#### [PROMPT]
Show every line containing "icon" by copying it.

#### [EXTRACTED RECORDS]
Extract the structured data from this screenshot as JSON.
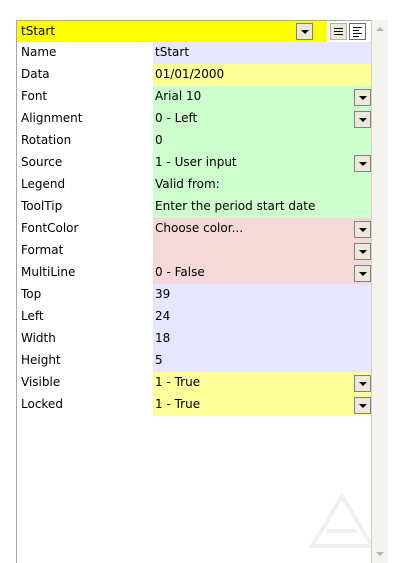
{
  "header": {
    "control_name": "tStart",
    "color": "#ffff00"
  },
  "toolbar": {
    "dropdown_icon": "chevron-down-icon",
    "list_view_icon": "list-view-icon",
    "detail_view_icon": "detail-view-icon"
  },
  "properties": [
    {
      "label": "Name",
      "value": "tStart",
      "bg": "#e6e6ff",
      "dropdown": false
    },
    {
      "label": "Data",
      "value": "01/01/2000",
      "bg": "#ffff99",
      "dropdown": false
    },
    {
      "label": "Font",
      "value": "Arial 10",
      "bg": "#ccffcc",
      "dropdown": true
    },
    {
      "label": "Alignment",
      "value": "0 - Left",
      "bg": "#ccffcc",
      "dropdown": true
    },
    {
      "label": "Rotation",
      "value": "0",
      "bg": "#ccffcc",
      "dropdown": false
    },
    {
      "label": "Source",
      "value": "1 - User input",
      "bg": "#ccffcc",
      "dropdown": true
    },
    {
      "label": "Legend",
      "value": "Valid from:",
      "bg": "#ccffcc",
      "dropdown": false
    },
    {
      "label": "ToolTip",
      "value": "Enter the period start date",
      "bg": "#ccffcc",
      "dropdown": false
    },
    {
      "label": "FontColor",
      "value": "Choose color...",
      "bg": "#f5d9d9",
      "dropdown": true
    },
    {
      "label": "Format",
      "value": "",
      "bg": "#f5d9d9",
      "dropdown": true
    },
    {
      "label": "MultiLine",
      "value": "0 - False",
      "bg": "#f5d9d9",
      "dropdown": true
    },
    {
      "label": "Top",
      "value": "39",
      "bg": "#e6e6ff",
      "dropdown": false
    },
    {
      "label": "Left",
      "value": "24",
      "bg": "#e6e6ff",
      "dropdown": false
    },
    {
      "label": "Width",
      "value": "18",
      "bg": "#e6e6ff",
      "dropdown": false
    },
    {
      "label": "Height",
      "value": "5",
      "bg": "#e6e6ff",
      "dropdown": false
    },
    {
      "label": "Visible",
      "value": "1 - True",
      "bg": "#ffff99",
      "dropdown": true
    },
    {
      "label": "Locked",
      "value": "1 - True",
      "bg": "#ffff99",
      "dropdown": true
    }
  ]
}
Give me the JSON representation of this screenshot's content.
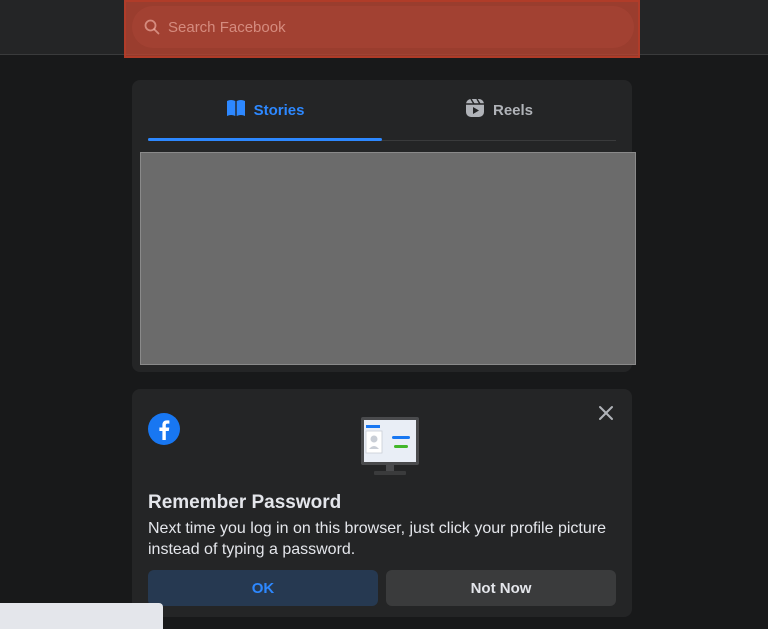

#### [RESULT]
    "dropdown_icon": "chevron-down-icon",
    "list_view_icon": "list-view-icon",
    "detail_view_icon": "detail-view-icon"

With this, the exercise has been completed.